Materials provided:
--------------------------------------------------
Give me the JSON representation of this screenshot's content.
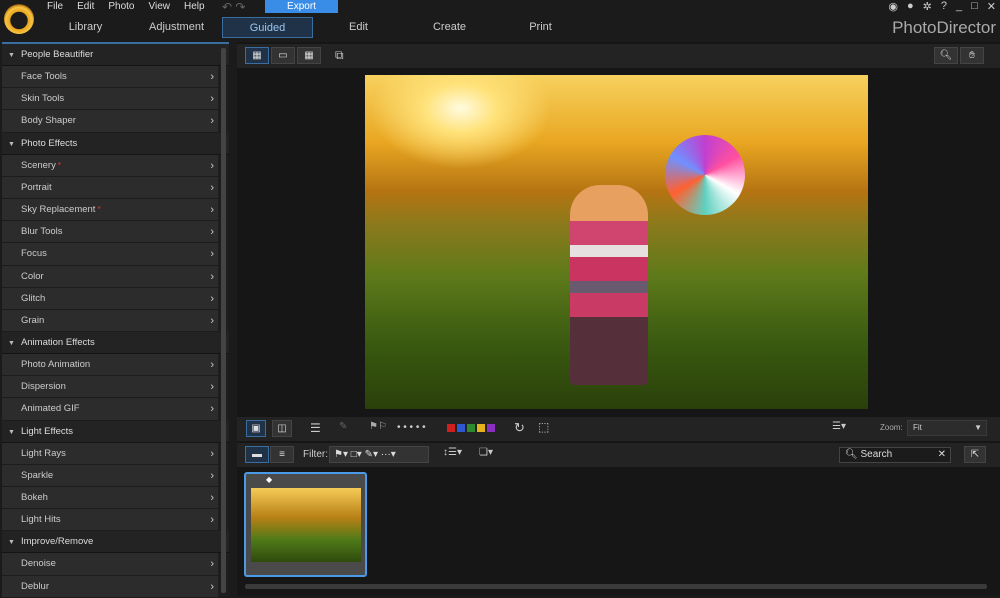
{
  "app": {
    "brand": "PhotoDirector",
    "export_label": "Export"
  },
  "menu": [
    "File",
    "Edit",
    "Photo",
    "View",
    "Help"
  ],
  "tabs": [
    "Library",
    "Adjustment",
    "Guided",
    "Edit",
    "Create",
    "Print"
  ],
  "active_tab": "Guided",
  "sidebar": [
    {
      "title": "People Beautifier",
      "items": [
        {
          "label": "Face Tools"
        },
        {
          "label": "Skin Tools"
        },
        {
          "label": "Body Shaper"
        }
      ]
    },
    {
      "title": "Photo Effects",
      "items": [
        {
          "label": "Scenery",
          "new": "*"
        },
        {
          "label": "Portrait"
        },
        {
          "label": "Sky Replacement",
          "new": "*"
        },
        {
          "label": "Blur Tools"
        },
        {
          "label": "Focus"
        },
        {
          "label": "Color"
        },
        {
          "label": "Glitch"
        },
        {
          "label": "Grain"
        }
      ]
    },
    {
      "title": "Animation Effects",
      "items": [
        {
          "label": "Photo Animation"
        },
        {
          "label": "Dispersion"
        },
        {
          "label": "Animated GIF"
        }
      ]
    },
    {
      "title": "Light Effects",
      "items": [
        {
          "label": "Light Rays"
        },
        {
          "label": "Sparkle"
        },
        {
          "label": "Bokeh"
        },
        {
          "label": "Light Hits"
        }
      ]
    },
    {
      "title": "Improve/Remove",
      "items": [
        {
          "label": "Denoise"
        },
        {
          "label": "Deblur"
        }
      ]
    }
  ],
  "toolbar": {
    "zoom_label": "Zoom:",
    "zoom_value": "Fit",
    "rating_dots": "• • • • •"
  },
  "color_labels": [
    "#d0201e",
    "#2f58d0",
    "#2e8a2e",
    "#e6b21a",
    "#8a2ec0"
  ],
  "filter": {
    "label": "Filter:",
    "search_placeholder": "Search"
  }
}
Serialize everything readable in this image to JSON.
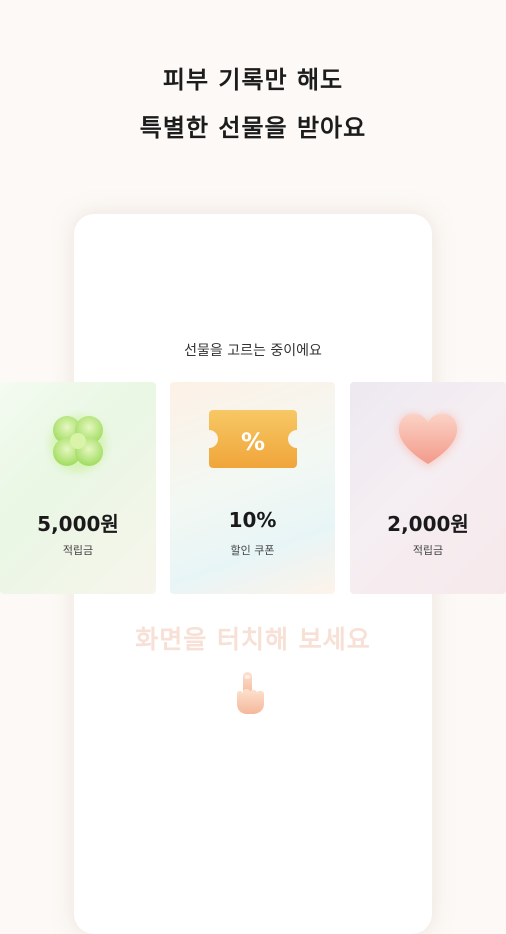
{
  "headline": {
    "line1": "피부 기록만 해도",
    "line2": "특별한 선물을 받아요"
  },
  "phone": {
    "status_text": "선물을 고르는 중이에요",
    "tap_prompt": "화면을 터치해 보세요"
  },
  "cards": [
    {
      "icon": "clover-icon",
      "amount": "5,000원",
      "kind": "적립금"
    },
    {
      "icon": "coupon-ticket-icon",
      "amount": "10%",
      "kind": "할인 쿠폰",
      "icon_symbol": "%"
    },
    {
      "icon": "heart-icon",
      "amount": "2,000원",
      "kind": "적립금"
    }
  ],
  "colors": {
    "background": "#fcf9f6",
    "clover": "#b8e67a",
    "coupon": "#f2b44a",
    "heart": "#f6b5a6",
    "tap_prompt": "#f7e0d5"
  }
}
--------------------------------------------------
What is required: The records above should be reproduced exactly, with no pictures included.

The reply:
Give me the JSON representation of this screenshot's content.
{
  "app": {
    "brand": "PhotoDirector",
    "export_label": "Export"
  },
  "menu": [
    "File",
    "Edit",
    "Photo",
    "View",
    "Help"
  ],
  "tabs": [
    "Library",
    "Adjustment",
    "Guided",
    "Edit",
    "Create",
    "Print"
  ],
  "active_tab": "Guided",
  "sidebar": [
    {
      "title": "People Beautifier",
      "items": [
        {
          "label": "Face Tools"
        },
        {
          "label": "Skin Tools"
        },
        {
          "label": "Body Shaper"
        }
      ]
    },
    {
      "title": "Photo Effects",
      "items": [
        {
          "label": "Scenery",
          "new": "*"
        },
        {
          "label": "Portrait"
        },
        {
          "label": "Sky Replacement",
          "new": "*"
        },
        {
          "label": "Blur Tools"
        },
        {
          "label": "Focus"
        },
        {
          "label": "Color"
        },
        {
          "label": "Glitch"
        },
        {
          "label": "Grain"
        }
      ]
    },
    {
      "title": "Animation Effects",
      "items": [
        {
          "label": "Photo Animation"
        },
        {
          "label": "Dispersion"
        },
        {
          "label": "Animated GIF"
        }
      ]
    },
    {
      "title": "Light Effects",
      "items": [
        {
          "label": "Light Rays"
        },
        {
          "label": "Sparkle"
        },
        {
          "label": "Bokeh"
        },
        {
          "label": "Light Hits"
        }
      ]
    },
    {
      "title": "Improve/Remove",
      "items": [
        {
          "label": "Denoise"
        },
        {
          "label": "Deblur"
        }
      ]
    }
  ],
  "toolbar": {
    "zoom_label": "Zoom:",
    "zoom_value": "Fit",
    "rating_dots": "• • • • •"
  },
  "color_labels": [
    "#d0201e",
    "#2f58d0",
    "#2e8a2e",
    "#e6b21a",
    "#8a2ec0"
  ],
  "filter": {
    "label": "Filter:",
    "search_placeholder": "Search"
  }
}
Serialize everything readable in this image to JSON.
{
  "headline": {
    "line1": "피부 기록만 해도",
    "line2": "특별한 선물을 받아요"
  },
  "phone": {
    "status_text": "선물을 고르는 중이에요",
    "tap_prompt": "화면을 터치해 보세요"
  },
  "cards": [
    {
      "icon": "clover-icon",
      "amount": "5,000원",
      "kind": "적립금"
    },
    {
      "icon": "coupon-ticket-icon",
      "amount": "10%",
      "kind": "할인 쿠폰",
      "icon_symbol": "%"
    },
    {
      "icon": "heart-icon",
      "amount": "2,000원",
      "kind": "적립금"
    }
  ],
  "colors": {
    "background": "#fcf9f6",
    "clover": "#b8e67a",
    "coupon": "#f2b44a",
    "heart": "#f6b5a6",
    "tap_prompt": "#f7e0d5"
  }
}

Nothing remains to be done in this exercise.